_GOAL_
Examine the material below and count the lines that hold the word "service". Report only the number.

▬▬▬▬▬▬▬▬▬▬

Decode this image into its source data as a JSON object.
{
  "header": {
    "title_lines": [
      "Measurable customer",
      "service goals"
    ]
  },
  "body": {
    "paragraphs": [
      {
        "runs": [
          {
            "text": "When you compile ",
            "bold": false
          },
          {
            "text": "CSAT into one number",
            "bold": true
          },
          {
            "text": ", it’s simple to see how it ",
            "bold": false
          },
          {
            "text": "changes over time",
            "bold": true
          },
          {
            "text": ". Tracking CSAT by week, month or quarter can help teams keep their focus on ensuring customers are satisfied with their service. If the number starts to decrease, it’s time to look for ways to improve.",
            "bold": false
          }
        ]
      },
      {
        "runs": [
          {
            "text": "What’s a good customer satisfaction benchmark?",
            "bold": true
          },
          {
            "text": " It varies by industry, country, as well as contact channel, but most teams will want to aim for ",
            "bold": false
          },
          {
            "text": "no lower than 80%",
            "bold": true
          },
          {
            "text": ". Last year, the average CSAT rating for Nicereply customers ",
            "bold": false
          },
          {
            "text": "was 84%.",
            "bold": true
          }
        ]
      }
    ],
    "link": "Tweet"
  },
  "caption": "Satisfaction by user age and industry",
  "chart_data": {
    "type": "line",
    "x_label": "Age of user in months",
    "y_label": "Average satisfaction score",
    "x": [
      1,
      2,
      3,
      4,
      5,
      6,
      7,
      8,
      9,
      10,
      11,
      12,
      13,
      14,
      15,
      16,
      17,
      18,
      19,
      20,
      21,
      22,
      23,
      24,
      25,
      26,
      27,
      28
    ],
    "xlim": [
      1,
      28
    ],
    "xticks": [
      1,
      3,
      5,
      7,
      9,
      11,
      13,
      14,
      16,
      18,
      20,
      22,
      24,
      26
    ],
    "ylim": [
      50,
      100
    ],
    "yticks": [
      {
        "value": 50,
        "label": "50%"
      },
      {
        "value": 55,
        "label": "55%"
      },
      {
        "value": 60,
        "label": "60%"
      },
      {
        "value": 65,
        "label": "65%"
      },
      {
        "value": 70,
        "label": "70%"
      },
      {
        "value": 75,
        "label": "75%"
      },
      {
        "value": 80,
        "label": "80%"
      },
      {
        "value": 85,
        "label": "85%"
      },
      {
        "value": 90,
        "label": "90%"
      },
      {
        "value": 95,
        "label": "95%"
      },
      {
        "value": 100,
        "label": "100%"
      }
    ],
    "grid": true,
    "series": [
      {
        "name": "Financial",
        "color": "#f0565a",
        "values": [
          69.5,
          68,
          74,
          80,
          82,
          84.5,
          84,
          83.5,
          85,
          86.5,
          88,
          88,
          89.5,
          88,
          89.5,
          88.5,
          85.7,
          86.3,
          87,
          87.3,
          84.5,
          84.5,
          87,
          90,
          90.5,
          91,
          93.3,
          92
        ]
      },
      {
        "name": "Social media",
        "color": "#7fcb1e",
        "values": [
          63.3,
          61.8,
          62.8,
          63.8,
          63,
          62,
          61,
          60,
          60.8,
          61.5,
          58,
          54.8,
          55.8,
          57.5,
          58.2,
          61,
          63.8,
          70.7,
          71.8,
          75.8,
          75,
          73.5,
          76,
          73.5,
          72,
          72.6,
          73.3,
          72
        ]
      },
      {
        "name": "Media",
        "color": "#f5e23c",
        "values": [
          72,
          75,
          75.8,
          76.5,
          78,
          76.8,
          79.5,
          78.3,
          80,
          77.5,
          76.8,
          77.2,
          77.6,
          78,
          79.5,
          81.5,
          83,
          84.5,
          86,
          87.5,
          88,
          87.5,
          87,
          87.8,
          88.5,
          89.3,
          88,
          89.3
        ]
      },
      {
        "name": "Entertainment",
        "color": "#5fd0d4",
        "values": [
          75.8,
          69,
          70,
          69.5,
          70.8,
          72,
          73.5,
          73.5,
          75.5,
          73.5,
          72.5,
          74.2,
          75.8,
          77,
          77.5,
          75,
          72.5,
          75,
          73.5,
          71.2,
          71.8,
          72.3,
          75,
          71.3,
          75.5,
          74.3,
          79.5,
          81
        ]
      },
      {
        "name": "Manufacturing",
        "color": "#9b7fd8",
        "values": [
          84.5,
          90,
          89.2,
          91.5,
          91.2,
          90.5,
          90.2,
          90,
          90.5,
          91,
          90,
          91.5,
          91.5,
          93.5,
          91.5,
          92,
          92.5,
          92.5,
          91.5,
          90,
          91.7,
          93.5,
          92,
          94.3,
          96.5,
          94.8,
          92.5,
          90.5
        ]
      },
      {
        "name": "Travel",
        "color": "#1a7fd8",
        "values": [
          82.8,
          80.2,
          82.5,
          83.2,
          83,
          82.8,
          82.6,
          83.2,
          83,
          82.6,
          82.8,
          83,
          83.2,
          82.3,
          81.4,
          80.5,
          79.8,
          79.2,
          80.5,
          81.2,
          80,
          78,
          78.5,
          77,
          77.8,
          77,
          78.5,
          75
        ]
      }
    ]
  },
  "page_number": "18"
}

▬▬▬▬▬▬▬▬▬▬

_RESPONSE_
2